──────── MATERIAL TO PROCESS ────────

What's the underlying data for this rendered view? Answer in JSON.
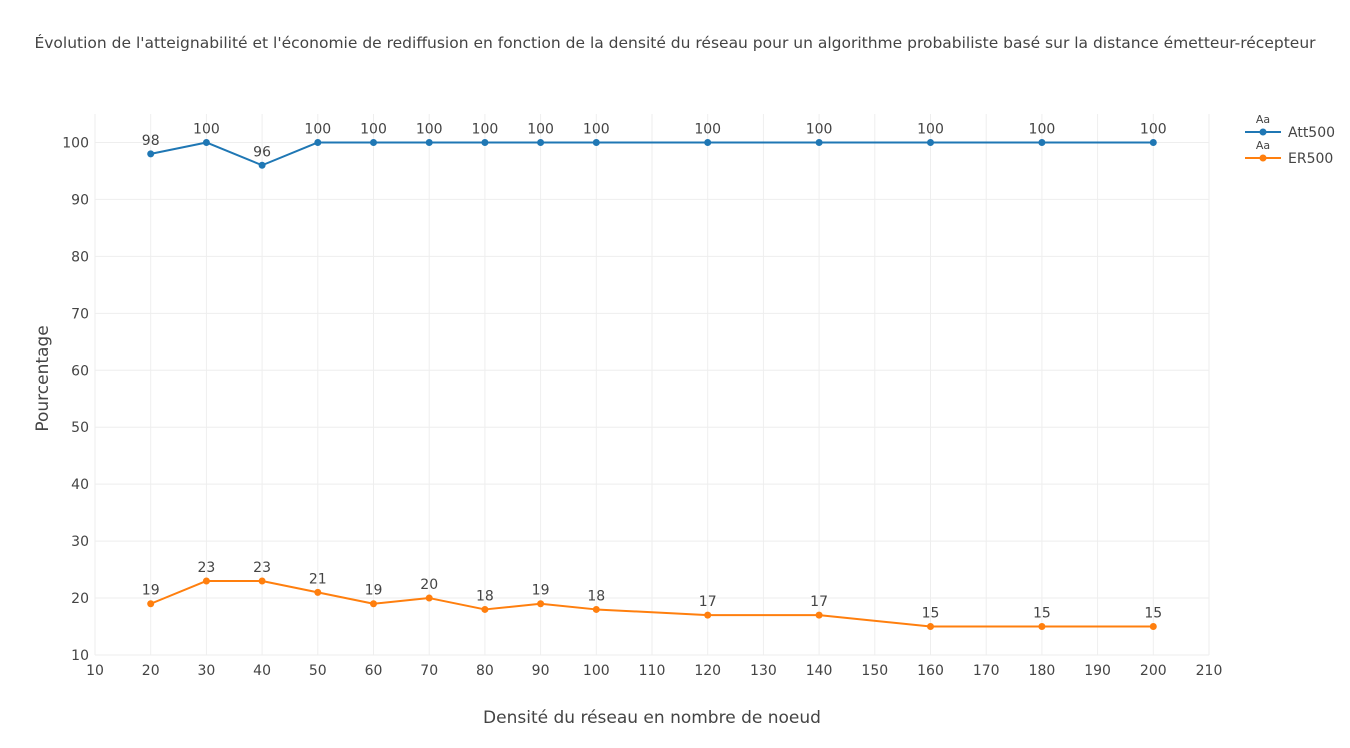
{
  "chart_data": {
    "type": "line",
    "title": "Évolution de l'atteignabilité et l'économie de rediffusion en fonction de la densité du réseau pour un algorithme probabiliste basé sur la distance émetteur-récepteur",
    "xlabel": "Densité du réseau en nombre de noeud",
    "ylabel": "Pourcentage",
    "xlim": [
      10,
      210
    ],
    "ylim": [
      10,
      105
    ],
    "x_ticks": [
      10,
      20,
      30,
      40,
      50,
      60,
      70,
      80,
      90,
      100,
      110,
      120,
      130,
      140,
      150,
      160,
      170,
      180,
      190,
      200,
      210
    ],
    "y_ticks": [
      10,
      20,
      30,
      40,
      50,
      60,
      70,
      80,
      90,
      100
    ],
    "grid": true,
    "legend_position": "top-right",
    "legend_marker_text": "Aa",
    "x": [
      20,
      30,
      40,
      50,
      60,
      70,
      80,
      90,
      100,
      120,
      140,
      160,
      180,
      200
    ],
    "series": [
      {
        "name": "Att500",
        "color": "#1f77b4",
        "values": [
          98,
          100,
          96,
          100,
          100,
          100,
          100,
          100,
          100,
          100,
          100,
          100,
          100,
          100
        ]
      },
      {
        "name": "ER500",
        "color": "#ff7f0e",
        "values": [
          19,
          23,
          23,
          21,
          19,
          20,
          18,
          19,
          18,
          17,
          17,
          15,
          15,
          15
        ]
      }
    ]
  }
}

────────

_GIVEN TASK_
Each entry above should be reproduced exactly, with the pictures removed.

_CORRECT RESULT_
What's the underlying data for this rendered view? Answer in JSON.
{
  "chart_data": {
    "type": "line",
    "title": "Évolution de l'atteignabilité et l'économie de rediffusion en fonction de la densité du réseau pour un algorithme probabiliste basé sur la distance émetteur-récepteur",
    "xlabel": "Densité du réseau en nombre de noeud",
    "ylabel": "Pourcentage",
    "xlim": [
      10,
      210
    ],
    "ylim": [
      10,
      105
    ],
    "x_ticks": [
      10,
      20,
      30,
      40,
      50,
      60,
      70,
      80,
      90,
      100,
      110,
      120,
      130,
      140,
      150,
      160,
      170,
      180,
      190,
      200,
      210
    ],
    "y_ticks": [
      10,
      20,
      30,
      40,
      50,
      60,
      70,
      80,
      90,
      100
    ],
    "grid": true,
    "legend_position": "top-right",
    "legend_marker_text": "Aa",
    "x": [
      20,
      30,
      40,
      50,
      60,
      70,
      80,
      90,
      100,
      120,
      140,
      160,
      180,
      200
    ],
    "series": [
      {
        "name": "Att500",
        "color": "#1f77b4",
        "values": [
          98,
          100,
          96,
          100,
          100,
          100,
          100,
          100,
          100,
          100,
          100,
          100,
          100,
          100
        ]
      },
      {
        "name": "ER500",
        "color": "#ff7f0e",
        "values": [
          19,
          23,
          23,
          21,
          19,
          20,
          18,
          19,
          18,
          17,
          17,
          15,
          15,
          15
        ]
      }
    ]
  }
}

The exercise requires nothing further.